-- begin Records --

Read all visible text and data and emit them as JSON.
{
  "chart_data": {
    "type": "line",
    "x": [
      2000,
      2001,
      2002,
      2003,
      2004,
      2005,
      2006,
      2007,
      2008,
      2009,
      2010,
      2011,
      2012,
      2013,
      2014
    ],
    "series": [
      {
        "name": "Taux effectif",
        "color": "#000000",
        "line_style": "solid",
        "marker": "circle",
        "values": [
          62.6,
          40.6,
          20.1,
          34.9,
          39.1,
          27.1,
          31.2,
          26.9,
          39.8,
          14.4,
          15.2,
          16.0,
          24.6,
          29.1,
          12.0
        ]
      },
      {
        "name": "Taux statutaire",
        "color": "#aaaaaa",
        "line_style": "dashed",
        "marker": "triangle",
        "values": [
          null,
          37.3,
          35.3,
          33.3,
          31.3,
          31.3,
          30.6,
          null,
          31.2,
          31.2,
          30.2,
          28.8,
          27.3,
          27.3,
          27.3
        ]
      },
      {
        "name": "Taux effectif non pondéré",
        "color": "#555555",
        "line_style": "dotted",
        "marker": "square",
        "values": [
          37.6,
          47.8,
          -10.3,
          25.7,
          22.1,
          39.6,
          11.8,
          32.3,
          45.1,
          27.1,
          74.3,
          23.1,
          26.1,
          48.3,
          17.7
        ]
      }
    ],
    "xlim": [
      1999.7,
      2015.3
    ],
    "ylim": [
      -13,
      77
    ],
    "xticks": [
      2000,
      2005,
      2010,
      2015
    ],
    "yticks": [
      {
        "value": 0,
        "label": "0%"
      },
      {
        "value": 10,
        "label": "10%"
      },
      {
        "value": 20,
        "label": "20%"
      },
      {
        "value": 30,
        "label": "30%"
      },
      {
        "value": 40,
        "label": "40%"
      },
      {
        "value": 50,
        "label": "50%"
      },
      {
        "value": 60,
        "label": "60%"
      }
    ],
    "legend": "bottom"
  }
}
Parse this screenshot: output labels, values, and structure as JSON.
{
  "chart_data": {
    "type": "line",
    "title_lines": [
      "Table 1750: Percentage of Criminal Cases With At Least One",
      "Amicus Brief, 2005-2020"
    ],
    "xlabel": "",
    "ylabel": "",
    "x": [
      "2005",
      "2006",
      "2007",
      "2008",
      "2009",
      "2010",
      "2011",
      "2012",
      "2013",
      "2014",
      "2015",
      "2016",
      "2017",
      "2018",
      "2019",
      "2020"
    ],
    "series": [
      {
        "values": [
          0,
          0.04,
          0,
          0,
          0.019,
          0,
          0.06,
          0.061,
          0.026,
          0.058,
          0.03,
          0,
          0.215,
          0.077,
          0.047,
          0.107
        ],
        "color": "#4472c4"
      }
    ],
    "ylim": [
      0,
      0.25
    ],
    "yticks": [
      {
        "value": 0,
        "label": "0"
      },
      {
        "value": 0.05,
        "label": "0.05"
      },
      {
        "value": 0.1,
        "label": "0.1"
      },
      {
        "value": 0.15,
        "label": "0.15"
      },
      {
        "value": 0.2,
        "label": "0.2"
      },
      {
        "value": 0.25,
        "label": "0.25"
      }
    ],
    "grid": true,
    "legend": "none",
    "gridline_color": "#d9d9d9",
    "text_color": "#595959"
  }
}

-- end Records --

## What is required
The lines above should be duplicated exactly.

## Answer below
Read all visible text and data and emit them as JSON.
{
  "chart_data": {
    "type": "line",
    "x": [
      2000,
      2001,
      2002,
      2003,
      2004,
      2005,
      2006,
      2007,
      2008,
      2009,
      2010,
      2011,
      2012,
      2013,
      2014
    ],
    "series": [
      {
        "name": "Taux effectif",
        "color": "#000000",
        "line_style": "solid",
        "marker": "circle",
        "values": [
          62.6,
          40.6,
          20.1,
          34.9,
          39.1,
          27.1,
          31.2,
          26.9,
          39.8,
          14.4,
          15.2,
          16.0,
          24.6,
          29.1,
          12.0
        ]
      },
      {
        "name": "Taux statutaire",
        "color": "#aaaaaa",
        "line_style": "dashed",
        "marker": "triangle",
        "values": [
          null,
          37.3,
          35.3,
          33.3,
          31.3,
          31.3,
          30.6,
          null,
          31.2,
          31.2,
          30.2,
          28.8,
          27.3,
          27.3,
          27.3
        ]
      },
      {
        "name": "Taux effectif non pondéré",
        "color": "#555555",
        "line_style": "dotted",
        "marker": "square",
        "values": [
          37.6,
          47.8,
          -10.3,
          25.7,
          22.1,
          39.6,
          11.8,
          32.3,
          45.1,
          27.1,
          74.3,
          23.1,
          26.1,
          48.3,
          17.7
        ]
      }
    ],
    "xlim": [
      1999.7,
      2015.3
    ],
    "ylim": [
      -13,
      77
    ],
    "xticks": [
      2000,
      2005,
      2010,
      2015
    ],
    "yticks": [
      {
        "value": 0,
        "label": "0%"
      },
      {
        "value": 10,
        "label": "10%"
      },
      {
        "value": 20,
        "label": "20%"
      },
      {
        "value": 30,
        "label": "30%"
      },
      {
        "value": 40,
        "label": "40%"
      },
      {
        "value": 50,
        "label": "50%"
      },
      {
        "value": 60,
        "label": "60%"
      }
    ],
    "legend": "bottom"
  }
}
Parse this screenshot: output labels, values, and structure as JSON.
{
  "chart_data": {
    "type": "line",
    "title_lines": [
      "Table 1750: Percentage of Criminal Cases With At Least One",
      "Amicus Brief, 2005-2020"
    ],
    "xlabel": "",
    "ylabel": "",
    "x": [
      "2005",
      "2006",
      "2007",
      "2008",
      "2009",
      "2010",
      "2011",
      "2012",
      "2013",
      "2014",
      "2015",
      "2016",
      "2017",
      "2018",
      "2019",
      "2020"
    ],
    "series": [
      {
        "values": [
          0,
          0.04,
          0,
          0,
          0.019,
          0,
          0.06,
          0.061,
          0.026,
          0.058,
          0.03,
          0,
          0.215,
          0.077,
          0.047,
          0.107
        ],
        "color": "#4472c4"
      }
    ],
    "ylim": [
      0,
      0.25
    ],
    "yticks": [
      {
        "value": 0,
        "label": "0"
      },
      {
        "value": 0.05,
        "label": "0.05"
      },
      {
        "value": 0.1,
        "label": "0.1"
      },
      {
        "value": 0.15,
        "label": "0.15"
      },
      {
        "value": 0.2,
        "label": "0.2"
      },
      {
        "value": 0.25,
        "label": "0.25"
      }
    ],
    "grid": true,
    "legend": "none",
    "gridline_color": "#d9d9d9",
    "text_color": "#595959"
  }
}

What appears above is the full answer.